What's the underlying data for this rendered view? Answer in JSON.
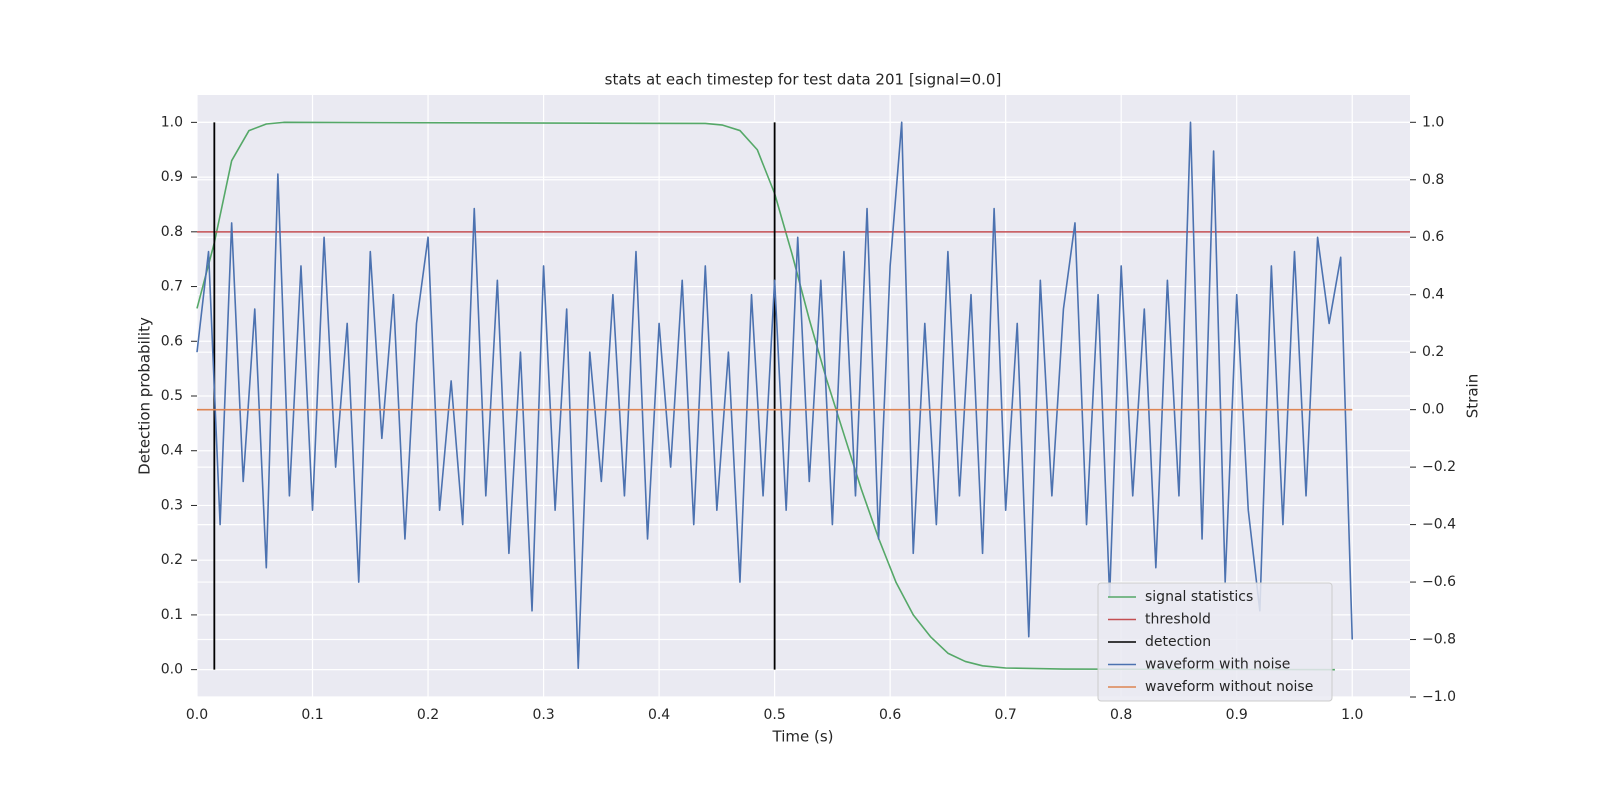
{
  "chart_data": {
    "type": "line",
    "title": "stats at each timestep for test data 201 [signal=0.0]",
    "x_label": "Time (s)",
    "y_label": "Detection probability",
    "y2_label": "Strain",
    "xlim": [
      0,
      1.05
    ],
    "ylim": [
      -0.05,
      1.05
    ],
    "y2lim": [
      -1.0,
      1.095
    ],
    "xticks": [
      {
        "value": 0,
        "label": "0.0"
      },
      0.1,
      0.2,
      0.3,
      0.4,
      0.5,
      0.6,
      0.7,
      0.8,
      0.9,
      {
        "value": 1,
        "label": "1.0"
      }
    ],
    "yticks": [
      {
        "value": 0,
        "label": "0.0"
      },
      0.1,
      0.2,
      0.3,
      0.4,
      0.5,
      0.6,
      0.7,
      0.8,
      0.9,
      {
        "value": 1,
        "label": "1.0"
      }
    ],
    "y2ticks": [
      {
        "value": -1,
        "label": "−1.0"
      },
      {
        "value": -0.8,
        "label": "−0.8"
      },
      {
        "value": -0.6,
        "label": "−0.6"
      },
      {
        "value": -0.4,
        "label": "−0.4"
      },
      {
        "value": -0.2,
        "label": "−0.2"
      },
      {
        "value": 0,
        "label": "0.0"
      },
      0.2,
      0.4,
      0.6,
      0.8,
      {
        "value": 1,
        "label": "1.0"
      }
    ],
    "grid": true,
    "legend": "lower right",
    "series": [
      {
        "name": "signal statistics",
        "color": "#55a868",
        "kind": "line",
        "x": [
          0,
          0.015,
          0.03,
          0.045,
          0.06,
          0.075,
          0.44,
          0.455,
          0.47,
          0.485,
          0.5,
          0.515,
          0.53,
          0.545,
          0.56,
          0.575,
          0.59,
          0.605,
          0.62,
          0.635,
          0.65,
          0.665,
          0.68,
          0.7,
          0.75,
          0.985
        ],
        "values": [
          0.66,
          0.78,
          0.93,
          0.985,
          0.997,
          1.0,
          0.998,
          0.995,
          0.985,
          0.95,
          0.87,
          0.76,
          0.64,
          0.53,
          0.43,
          0.33,
          0.24,
          0.16,
          0.1,
          0.06,
          0.03,
          0.015,
          0.007,
          0.003,
          0.001,
          0.0
        ]
      },
      {
        "name": "threshold",
        "color": "#c44e52",
        "kind": "hline",
        "value": 0.8
      },
      {
        "name": "detection",
        "color": "#000000",
        "kind": "vlines",
        "x": [
          0.015,
          0.5
        ],
        "ymin": 0,
        "ymax": 1
      },
      {
        "name": "waveform with noise",
        "color": "#4c72b0",
        "kind": "line",
        "axis": "y2",
        "x": [
          0,
          0.01,
          0.02,
          0.03,
          0.04,
          0.05,
          0.06,
          0.07,
          0.08,
          0.09,
          0.1,
          0.11,
          0.12,
          0.13,
          0.14,
          0.15,
          0.16,
          0.17,
          0.18,
          0.19,
          0.2,
          0.21,
          0.22,
          0.23,
          0.24,
          0.25,
          0.26,
          0.27,
          0.28,
          0.29,
          0.3,
          0.31,
          0.32,
          0.33,
          0.34,
          0.35,
          0.36,
          0.37,
          0.38,
          0.39,
          0.4,
          0.41,
          0.42,
          0.43,
          0.44,
          0.45,
          0.46,
          0.47,
          0.48,
          0.49,
          0.5,
          0.51,
          0.52,
          0.53,
          0.54,
          0.55,
          0.56,
          0.57,
          0.58,
          0.59,
          0.6,
          0.61,
          0.62,
          0.63,
          0.64,
          0.65,
          0.66,
          0.67,
          0.68,
          0.69,
          0.7,
          0.71,
          0.72,
          0.73,
          0.74,
          0.75,
          0.76,
          0.77,
          0.78,
          0.79,
          0.8,
          0.81,
          0.82,
          0.83,
          0.84,
          0.85,
          0.86,
          0.87,
          0.88,
          0.89,
          0.9,
          0.91,
          0.92,
          0.93,
          0.94,
          0.95,
          0.96,
          0.97,
          0.98,
          0.99,
          1
        ],
        "values": [
          0.2,
          0.55,
          -0.4,
          0.65,
          -0.25,
          0.35,
          -0.55,
          0.82,
          -0.3,
          0.5,
          -0.35,
          0.6,
          -0.2,
          0.3,
          -0.6,
          0.55,
          -0.1,
          0.4,
          -0.45,
          0.3,
          0.6,
          -0.35,
          0.1,
          -0.4,
          0.7,
          -0.3,
          0.45,
          -0.5,
          0.2,
          -0.7,
          0.5,
          -0.35,
          0.35,
          -0.9,
          0.2,
          -0.25,
          0.4,
          -0.3,
          0.55,
          -0.45,
          0.3,
          -0.2,
          0.45,
          -0.4,
          0.5,
          -0.35,
          0.2,
          -0.6,
          0.4,
          -0.3,
          0.45,
          -0.35,
          0.6,
          -0.25,
          0.45,
          -0.4,
          0.55,
          -0.3,
          0.7,
          -0.45,
          0.5,
          1.0,
          -0.5,
          0.3,
          -0.4,
          0.55,
          -0.3,
          0.4,
          -0.5,
          0.7,
          -0.35,
          0.3,
          -0.79,
          0.45,
          -0.3,
          0.35,
          0.65,
          -0.4,
          0.4,
          -0.65,
          0.5,
          -0.3,
          0.35,
          -0.55,
          0.45,
          -0.3,
          1.0,
          -0.45,
          0.9,
          -0.6,
          0.4,
          -0.35,
          -0.7,
          0.5,
          -0.4,
          0.55,
          -0.3,
          0.6,
          0.3,
          0.53,
          -0.8
        ]
      },
      {
        "name": "waveform without noise",
        "color": "#dd8452",
        "kind": "line",
        "axis": "y2",
        "x": [
          0,
          1
        ],
        "values": [
          0,
          0
        ]
      }
    ]
  }
}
-*-*-
Restate the records word for word, omitting images.

Exercise result:
What's the underlying data for this rendered view? Answer in JSON.
{
  "chart_data": {
    "type": "line",
    "title": "stats at each timestep for test data 201 [signal=0.0]",
    "x_label": "Time (s)",
    "y_label": "Detection probability",
    "y2_label": "Strain",
    "xlim": [
      0,
      1.05
    ],
    "ylim": [
      -0.05,
      1.05
    ],
    "y2lim": [
      -1.0,
      1.095
    ],
    "xticks": [
      {
        "value": 0,
        "label": "0.0"
      },
      0.1,
      0.2,
      0.3,
      0.4,
      0.5,
      0.6,
      0.7,
      0.8,
      0.9,
      {
        "value": 1,
        "label": "1.0"
      }
    ],
    "yticks": [
      {
        "value": 0,
        "label": "0.0"
      },
      0.1,
      0.2,
      0.3,
      0.4,
      0.5,
      0.6,
      0.7,
      0.8,
      0.9,
      {
        "value": 1,
        "label": "1.0"
      }
    ],
    "y2ticks": [
      {
        "value": -1,
        "label": "−1.0"
      },
      {
        "value": -0.8,
        "label": "−0.8"
      },
      {
        "value": -0.6,
        "label": "−0.6"
      },
      {
        "value": -0.4,
        "label": "−0.4"
      },
      {
        "value": -0.2,
        "label": "−0.2"
      },
      {
        "value": 0,
        "label": "0.0"
      },
      0.2,
      0.4,
      0.6,
      0.8,
      {
        "value": 1,
        "label": "1.0"
      }
    ],
    "grid": true,
    "legend": "lower right",
    "series": [
      {
        "name": "signal statistics",
        "color": "#55a868",
        "kind": "line",
        "x": [
          0,
          0.015,
          0.03,
          0.045,
          0.06,
          0.075,
          0.44,
          0.455,
          0.47,
          0.485,
          0.5,
          0.515,
          0.53,
          0.545,
          0.56,
          0.575,
          0.59,
          0.605,
          0.62,
          0.635,
          0.65,
          0.665,
          0.68,
          0.7,
          0.75,
          0.985
        ],
        "values": [
          0.66,
          0.78,
          0.93,
          0.985,
          0.997,
          1.0,
          0.998,
          0.995,
          0.985,
          0.95,
          0.87,
          0.76,
          0.64,
          0.53,
          0.43,
          0.33,
          0.24,
          0.16,
          0.1,
          0.06,
          0.03,
          0.015,
          0.007,
          0.003,
          0.001,
          0.0
        ]
      },
      {
        "name": "threshold",
        "color": "#c44e52",
        "kind": "hline",
        "value": 0.8
      },
      {
        "name": "detection",
        "color": "#000000",
        "kind": "vlines",
        "x": [
          0.015,
          0.5
        ],
        "ymin": 0,
        "ymax": 1
      },
      {
        "name": "waveform with noise",
        "color": "#4c72b0",
        "kind": "line",
        "axis": "y2",
        "x": [
          0,
          0.01,
          0.02,
          0.03,
          0.04,
          0.05,
          0.06,
          0.07,
          0.08,
          0.09,
          0.1,
          0.11,
          0.12,
          0.13,
          0.14,
          0.15,
          0.16,
          0.17,
          0.18,
          0.19,
          0.2,
          0.21,
          0.22,
          0.23,
          0.24,
          0.25,
          0.26,
          0.27,
          0.28,
          0.29,
          0.3,
          0.31,
          0.32,
          0.33,
          0.34,
          0.35,
          0.36,
          0.37,
          0.38,
          0.39,
          0.4,
          0.41,
          0.42,
          0.43,
          0.44,
          0.45,
          0.46,
          0.47,
          0.48,
          0.49,
          0.5,
          0.51,
          0.52,
          0.53,
          0.54,
          0.55,
          0.56,
          0.57,
          0.58,
          0.59,
          0.6,
          0.61,
          0.62,
          0.63,
          0.64,
          0.65,
          0.66,
          0.67,
          0.68,
          0.69,
          0.7,
          0.71,
          0.72,
          0.73,
          0.74,
          0.75,
          0.76,
          0.77,
          0.78,
          0.79,
          0.8,
          0.81,
          0.82,
          0.83,
          0.84,
          0.85,
          0.86,
          0.87,
          0.88,
          0.89,
          0.9,
          0.91,
          0.92,
          0.93,
          0.94,
          0.95,
          0.96,
          0.97,
          0.98,
          0.99,
          1
        ],
        "values": [
          0.2,
          0.55,
          -0.4,
          0.65,
          -0.25,
          0.35,
          -0.55,
          0.82,
          -0.3,
          0.5,
          -0.35,
          0.6,
          -0.2,
          0.3,
          -0.6,
          0.55,
          -0.1,
          0.4,
          -0.45,
          0.3,
          0.6,
          -0.35,
          0.1,
          -0.4,
          0.7,
          -0.3,
          0.45,
          -0.5,
          0.2,
          -0.7,
          0.5,
          -0.35,
          0.35,
          -0.9,
          0.2,
          -0.25,
          0.4,
          -0.3,
          0.55,
          -0.45,
          0.3,
          -0.2,
          0.45,
          -0.4,
          0.5,
          -0.35,
          0.2,
          -0.6,
          0.4,
          -0.3,
          0.45,
          -0.35,
          0.6,
          -0.25,
          0.45,
          -0.4,
          0.55,
          -0.3,
          0.7,
          -0.45,
          0.5,
          1.0,
          -0.5,
          0.3,
          -0.4,
          0.55,
          -0.3,
          0.4,
          -0.5,
          0.7,
          -0.35,
          0.3,
          -0.79,
          0.45,
          -0.3,
          0.35,
          0.65,
          -0.4,
          0.4,
          -0.65,
          0.5,
          -0.3,
          0.35,
          -0.55,
          0.45,
          -0.3,
          1.0,
          -0.45,
          0.9,
          -0.6,
          0.4,
          -0.35,
          -0.7,
          0.5,
          -0.4,
          0.55,
          -0.3,
          0.6,
          0.3,
          0.53,
          -0.8
        ]
      },
      {
        "name": "waveform without noise",
        "color": "#dd8452",
        "kind": "line",
        "axis": "y2",
        "x": [
          0,
          1
        ],
        "values": [
          0,
          0
        ]
      }
    ]
  }
}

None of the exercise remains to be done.